[EXERCISE]
Each entry below should be reproduced character for character.

[RECORDS SUPPLIED]
--------------------------------------------------
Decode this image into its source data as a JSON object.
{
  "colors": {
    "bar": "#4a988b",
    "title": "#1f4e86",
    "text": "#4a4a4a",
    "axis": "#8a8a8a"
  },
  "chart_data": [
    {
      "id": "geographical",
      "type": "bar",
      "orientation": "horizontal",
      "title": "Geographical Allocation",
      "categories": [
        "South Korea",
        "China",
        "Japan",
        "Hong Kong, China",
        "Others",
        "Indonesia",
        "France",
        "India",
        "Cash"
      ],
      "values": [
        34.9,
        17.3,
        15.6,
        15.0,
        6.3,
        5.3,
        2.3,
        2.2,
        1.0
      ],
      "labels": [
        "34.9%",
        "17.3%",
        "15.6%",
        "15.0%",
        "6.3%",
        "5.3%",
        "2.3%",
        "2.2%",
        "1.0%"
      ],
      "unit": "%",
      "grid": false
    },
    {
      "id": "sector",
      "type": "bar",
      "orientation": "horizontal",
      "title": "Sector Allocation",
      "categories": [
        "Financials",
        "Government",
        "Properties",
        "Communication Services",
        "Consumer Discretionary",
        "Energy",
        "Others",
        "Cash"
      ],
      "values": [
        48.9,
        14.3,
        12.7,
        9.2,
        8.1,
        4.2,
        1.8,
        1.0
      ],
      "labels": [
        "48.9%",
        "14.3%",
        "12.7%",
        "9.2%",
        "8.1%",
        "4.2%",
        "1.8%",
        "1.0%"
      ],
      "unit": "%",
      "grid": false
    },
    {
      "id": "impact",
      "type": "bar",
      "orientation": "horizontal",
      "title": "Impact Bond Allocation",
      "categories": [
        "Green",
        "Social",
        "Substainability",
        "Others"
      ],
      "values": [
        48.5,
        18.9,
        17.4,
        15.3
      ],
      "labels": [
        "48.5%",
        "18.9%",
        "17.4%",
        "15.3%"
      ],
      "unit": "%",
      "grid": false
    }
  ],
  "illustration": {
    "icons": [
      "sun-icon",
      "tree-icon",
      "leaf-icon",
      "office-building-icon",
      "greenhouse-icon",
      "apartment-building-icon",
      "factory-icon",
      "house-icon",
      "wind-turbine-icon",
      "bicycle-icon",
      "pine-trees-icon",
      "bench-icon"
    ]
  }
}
--------------------------------------------------
[THE RESPONSE]
Decode this image into its source data as a JSON object.
{
  "colors": {
    "bar": "#4a988b",
    "title": "#1f4e86",
    "text": "#4a4a4a",
    "axis": "#8a8a8a"
  },
  "chart_data": [
    {
      "id": "geographical",
      "type": "bar",
      "orientation": "horizontal",
      "title": "Geographical Allocation",
      "categories": [
        "South Korea",
        "China",
        "Japan",
        "Hong Kong, China",
        "Others",
        "Indonesia",
        "France",
        "India",
        "Cash"
      ],
      "values": [
        34.9,
        17.3,
        15.6,
        15.0,
        6.3,
        5.3,
        2.3,
        2.2,
        1.0
      ],
      "labels": [
        "34.9%",
        "17.3%",
        "15.6%",
        "15.0%",
        "6.3%",
        "5.3%",
        "2.3%",
        "2.2%",
        "1.0%"
      ],
      "unit": "%",
      "grid": false
    },
    {
      "id": "sector",
      "type": "bar",
      "orientation": "horizontal",
      "title": "Sector Allocation",
      "categories": [
        "Financials",
        "Government",
        "Properties",
        "Communication Services",
        "Consumer Discretionary",
        "Energy",
        "Others",
        "Cash"
      ],
      "values": [
        48.9,
        14.3,
        12.7,
        9.2,
        8.1,
        4.2,
        1.8,
        1.0
      ],
      "labels": [
        "48.9%",
        "14.3%",
        "12.7%",
        "9.2%",
        "8.1%",
        "4.2%",
        "1.8%",
        "1.0%"
      ],
      "unit": "%",
      "grid": false
    },
    {
      "id": "impact",
      "type": "bar",
      "orientation": "horizontal",
      "title": "Impact Bond Allocation",
      "categories": [
        "Green",
        "Social",
        "Substainability",
        "Others"
      ],
      "values": [
        48.5,
        18.9,
        17.4,
        15.3
      ],
      "labels": [
        "48.5%",
        "18.9%",
        "17.4%",
        "15.3%"
      ],
      "unit": "%",
      "grid": false
    }
  ],
  "illustration": {
    "icons": [
      "sun-icon",
      "tree-icon",
      "leaf-icon",
      "office-building-icon",
      "greenhouse-icon",
      "apartment-building-icon",
      "factory-icon",
      "house-icon",
      "wind-turbine-icon",
      "bicycle-icon",
      "pine-trees-icon",
      "bench-icon"
    ]
  }
}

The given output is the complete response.